Extracted records

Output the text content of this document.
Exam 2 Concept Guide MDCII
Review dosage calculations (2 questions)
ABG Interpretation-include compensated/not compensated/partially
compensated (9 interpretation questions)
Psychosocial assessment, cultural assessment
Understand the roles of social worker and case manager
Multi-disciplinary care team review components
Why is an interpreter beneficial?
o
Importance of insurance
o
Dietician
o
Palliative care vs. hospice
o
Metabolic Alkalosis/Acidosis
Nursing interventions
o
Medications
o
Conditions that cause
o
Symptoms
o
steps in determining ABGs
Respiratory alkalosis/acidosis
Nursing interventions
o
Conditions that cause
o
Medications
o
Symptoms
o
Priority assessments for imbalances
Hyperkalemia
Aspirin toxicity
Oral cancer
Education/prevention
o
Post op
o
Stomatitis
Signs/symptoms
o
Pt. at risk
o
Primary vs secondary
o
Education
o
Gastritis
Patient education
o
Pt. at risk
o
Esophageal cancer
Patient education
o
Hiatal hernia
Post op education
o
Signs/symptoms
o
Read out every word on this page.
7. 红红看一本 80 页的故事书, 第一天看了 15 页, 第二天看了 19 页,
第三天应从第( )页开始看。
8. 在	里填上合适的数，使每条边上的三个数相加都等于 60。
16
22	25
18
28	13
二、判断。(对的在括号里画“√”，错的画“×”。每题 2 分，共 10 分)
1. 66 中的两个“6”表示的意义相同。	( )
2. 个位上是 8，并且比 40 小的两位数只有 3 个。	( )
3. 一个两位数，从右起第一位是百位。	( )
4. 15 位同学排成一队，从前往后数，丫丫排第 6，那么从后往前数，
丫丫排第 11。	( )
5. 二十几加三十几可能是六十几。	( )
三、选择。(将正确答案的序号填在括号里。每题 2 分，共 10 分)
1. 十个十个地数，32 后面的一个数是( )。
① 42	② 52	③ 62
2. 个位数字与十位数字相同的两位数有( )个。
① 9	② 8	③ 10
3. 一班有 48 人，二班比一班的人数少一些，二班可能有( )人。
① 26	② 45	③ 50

...

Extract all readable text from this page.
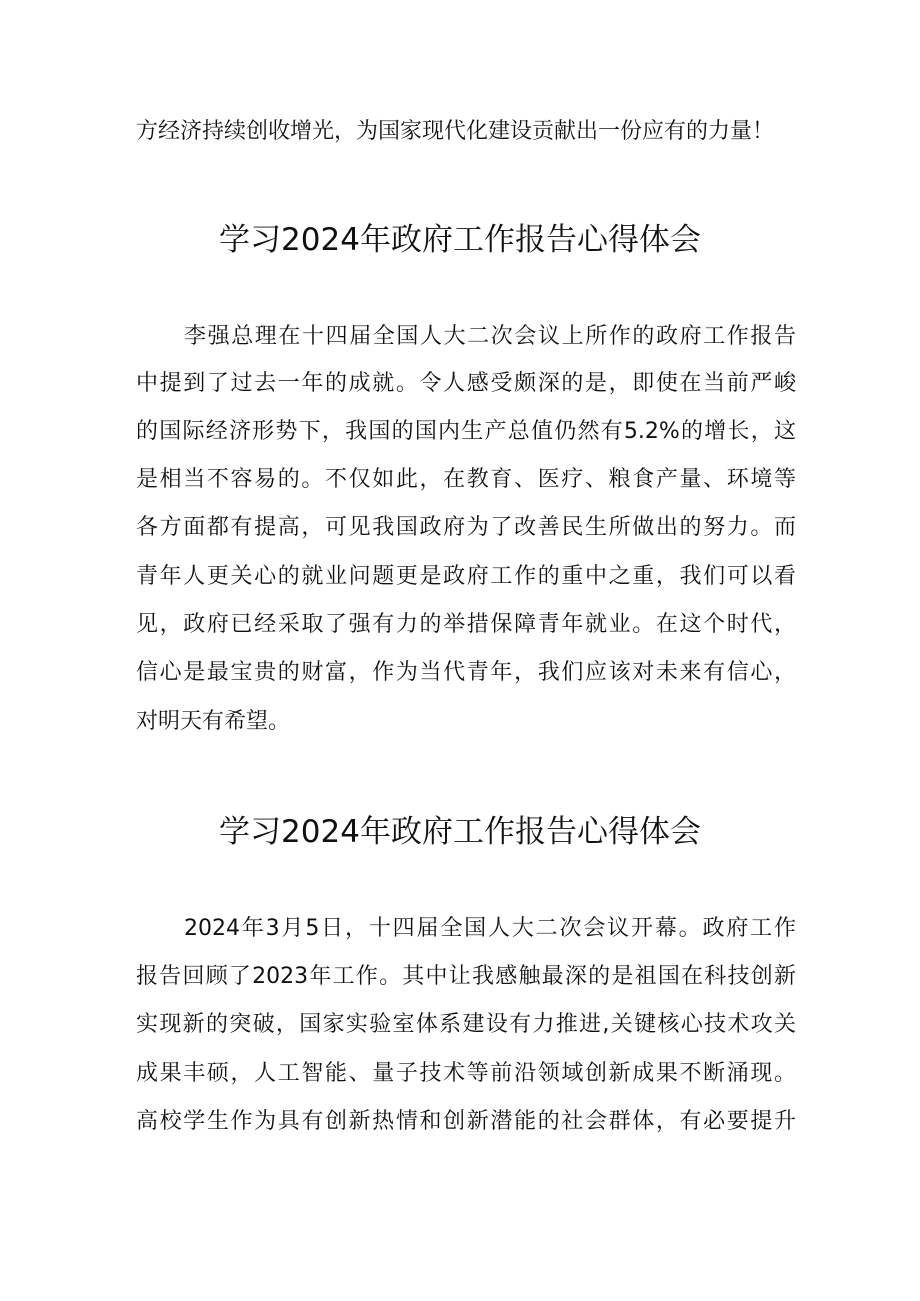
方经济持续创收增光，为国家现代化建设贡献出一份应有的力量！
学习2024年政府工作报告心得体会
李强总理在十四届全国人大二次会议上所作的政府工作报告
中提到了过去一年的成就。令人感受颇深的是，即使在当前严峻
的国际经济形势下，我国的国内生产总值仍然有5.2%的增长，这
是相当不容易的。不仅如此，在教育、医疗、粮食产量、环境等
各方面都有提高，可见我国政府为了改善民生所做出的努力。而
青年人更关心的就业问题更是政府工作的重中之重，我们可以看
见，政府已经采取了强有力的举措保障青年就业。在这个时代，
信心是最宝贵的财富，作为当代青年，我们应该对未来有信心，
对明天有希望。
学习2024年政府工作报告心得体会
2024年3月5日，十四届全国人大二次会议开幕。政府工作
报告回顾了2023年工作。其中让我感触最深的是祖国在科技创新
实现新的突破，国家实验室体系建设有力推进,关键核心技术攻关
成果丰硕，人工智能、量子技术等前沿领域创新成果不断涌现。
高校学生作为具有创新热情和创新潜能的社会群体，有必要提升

▶ [What to do]: For each line above that contains the word "page", copy that line.

▶ [Exercise result]:
Read out every word on this page.
Extract all readable text from this page.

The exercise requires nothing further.